(Data excerpts)
**********

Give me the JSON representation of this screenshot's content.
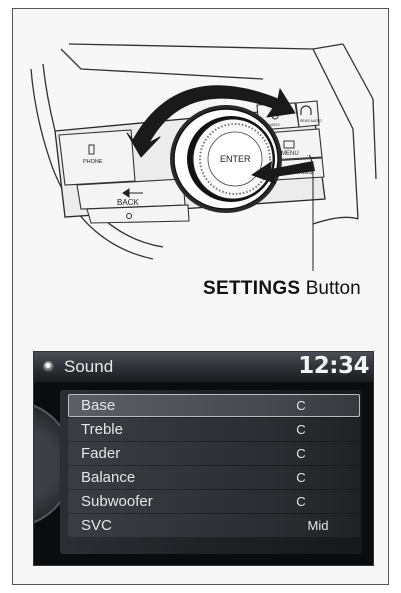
{
  "illustration": {
    "callout_strong": "SETTINGS",
    "callout_rest": "Button",
    "console_labels": {
      "phone": "PHONE",
      "back": "BACK",
      "enter": "ENTER",
      "menu": "MENU",
      "settings": "SETTINGS",
      "audio": "AUDIO",
      "rear_audio": "REAR AUDIO"
    }
  },
  "screen": {
    "title": "Sound",
    "clock": "12:34",
    "items": [
      {
        "label": "Base",
        "value": "C"
      },
      {
        "label": "Treble",
        "value": "C"
      },
      {
        "label": "Fader",
        "value": "C"
      },
      {
        "label": "Balance",
        "value": "C"
      },
      {
        "label": "Subwoofer",
        "value": "C"
      },
      {
        "label": "SVC",
        "value": "Mid"
      }
    ],
    "selected_index": 0
  }
}
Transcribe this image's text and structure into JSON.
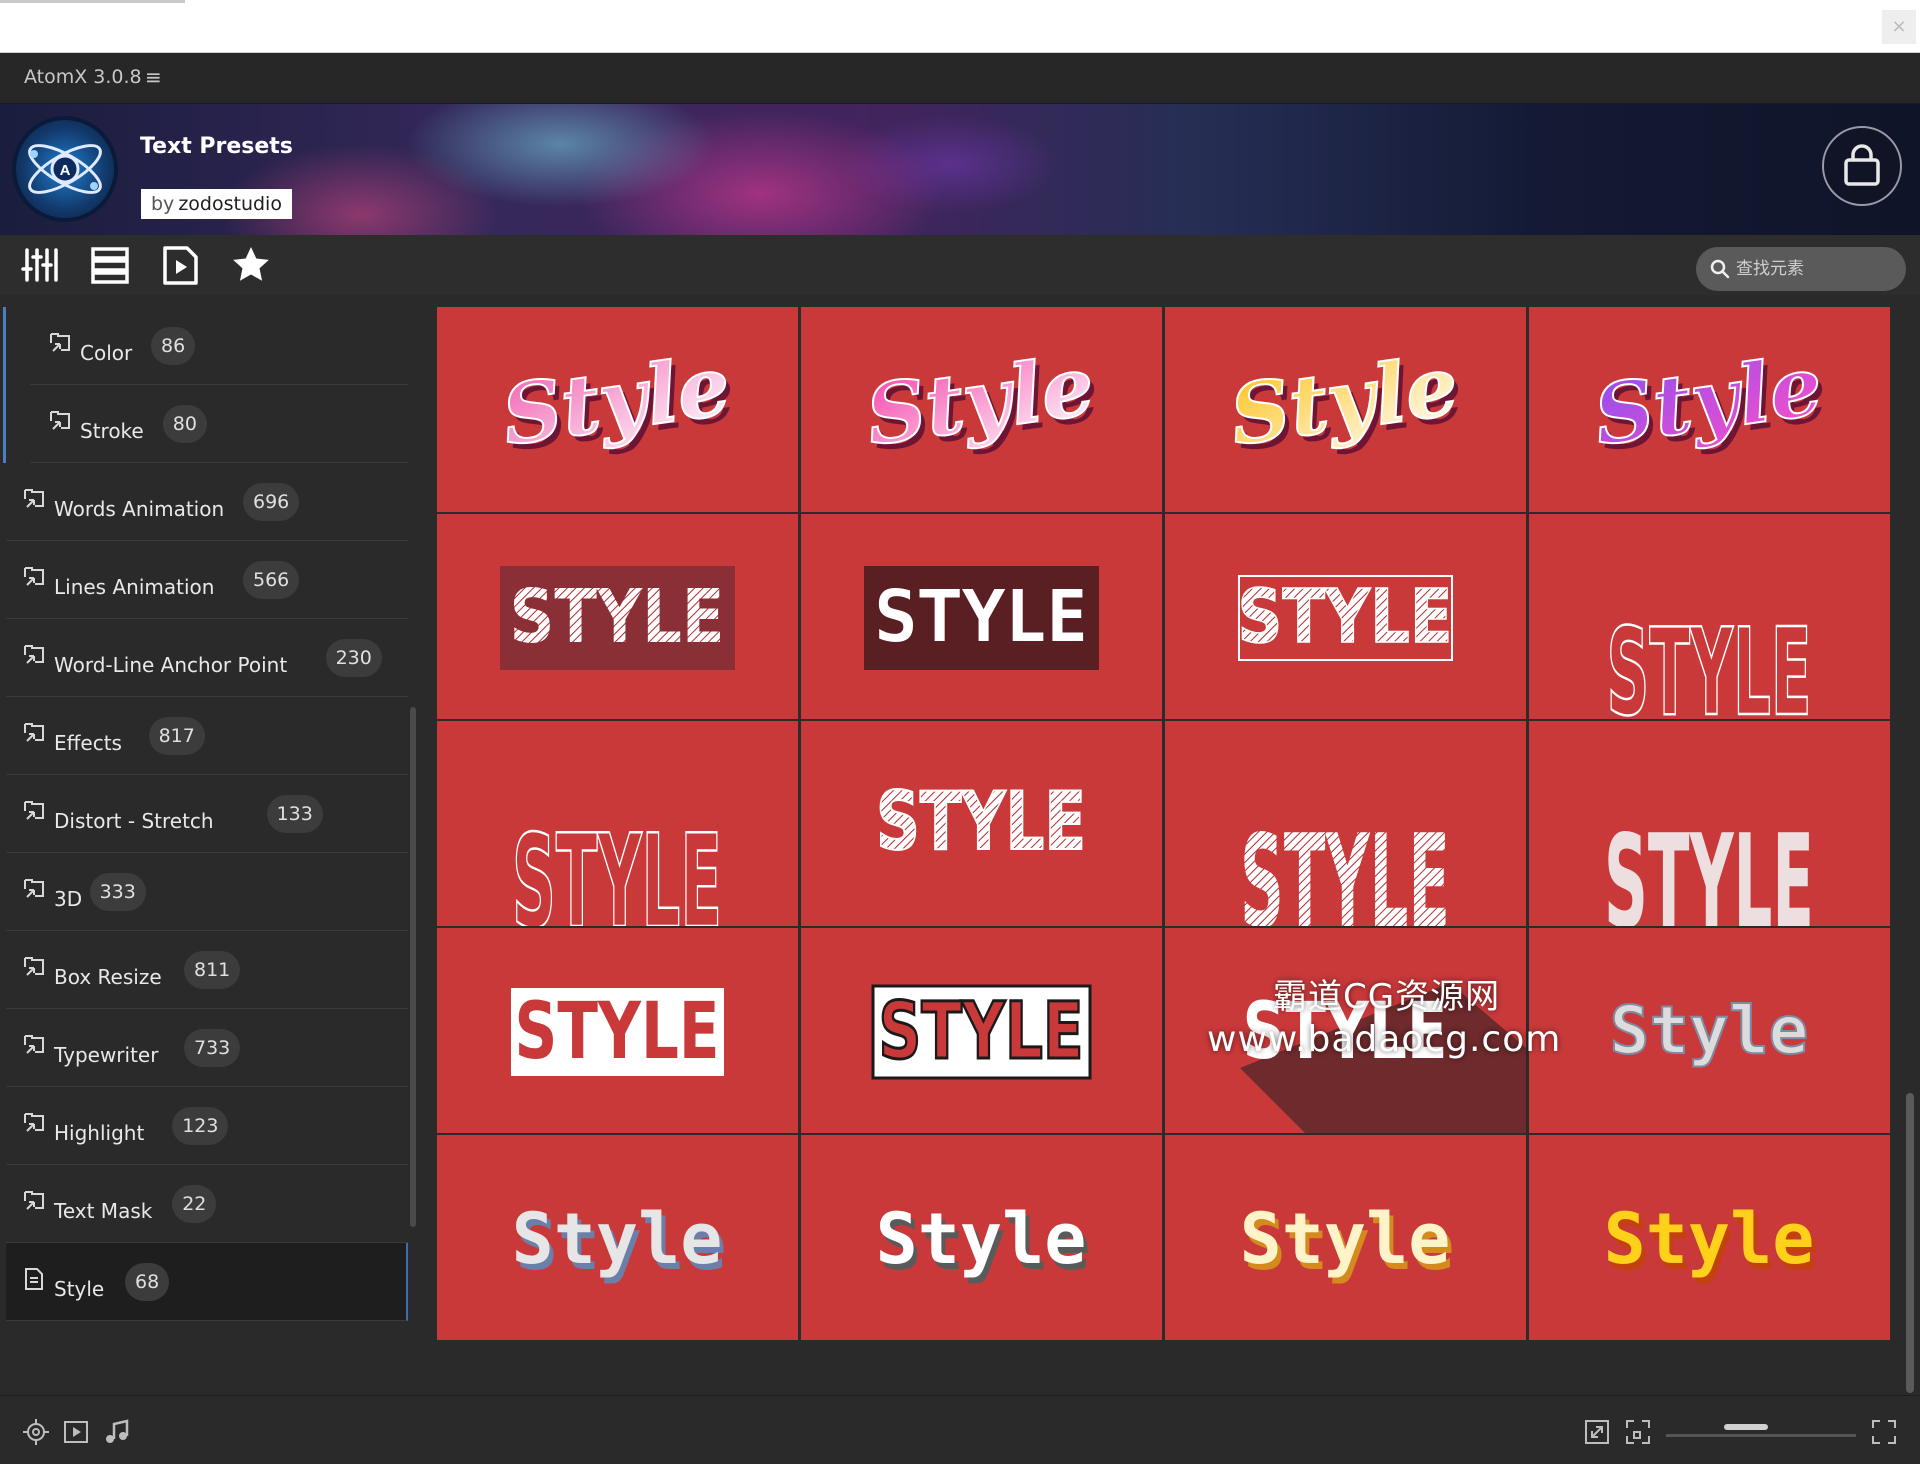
{
  "app": {
    "title": "AtomX 3.0.8",
    "menu_icon": "hamburger-icon",
    "close_glyph": "×"
  },
  "banner": {
    "title": "Text Presets",
    "by": "by",
    "author": "zodostudio"
  },
  "toolbar": {
    "icons": [
      "sliders-icon",
      "list-icon",
      "play-file-icon",
      "star-icon"
    ],
    "search_placeholder": "查找元素"
  },
  "sidebar": {
    "items": [
      {
        "label": "Color",
        "count": "86",
        "sub": true
      },
      {
        "label": "Stroke",
        "count": "80",
        "sub": true
      },
      {
        "label": "Words Animation",
        "count": "696"
      },
      {
        "label": "Lines Animation",
        "count": "566"
      },
      {
        "label": "Word-Line Anchor Point",
        "count": "230"
      },
      {
        "label": "Effects",
        "count": "817"
      },
      {
        "label": "Distort - Stretch",
        "count": "133"
      },
      {
        "label": "3D",
        "count": "333"
      },
      {
        "label": "Box Resize",
        "count": "811"
      },
      {
        "label": "Typewriter",
        "count": "733"
      },
      {
        "label": "Highlight",
        "count": "123"
      },
      {
        "label": "Text Mask",
        "count": "22"
      },
      {
        "label": "Style",
        "count": "68",
        "active": true
      }
    ]
  },
  "presets": {
    "row1": [
      "Style",
      "Style",
      "Style",
      "Style"
    ],
    "row2": [
      "STYLE",
      "STYLE",
      "STYLE",
      "STYLE"
    ],
    "row3": [
      "STYLE",
      "STYLE",
      "STYLE",
      "STYLE"
    ],
    "row4": [
      "STYLE",
      "STYLE",
      "STYLE",
      "Style"
    ],
    "row5": [
      "Style",
      "Style",
      "Style",
      "Style"
    ]
  },
  "watermark": {
    "line1": "霸道CG资源网",
    "line2": "www.badaocg.com"
  },
  "colors": {
    "tile_bg": "#c9393a",
    "panel_bg": "#2a2a2a",
    "accent": "#4c7fc2"
  }
}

**********

Copy out each line of the listing that holds "this".

▶ The answer:
Give me the JSON representation of this screenshot's content.
Transcribe this image's text and structure into JSON.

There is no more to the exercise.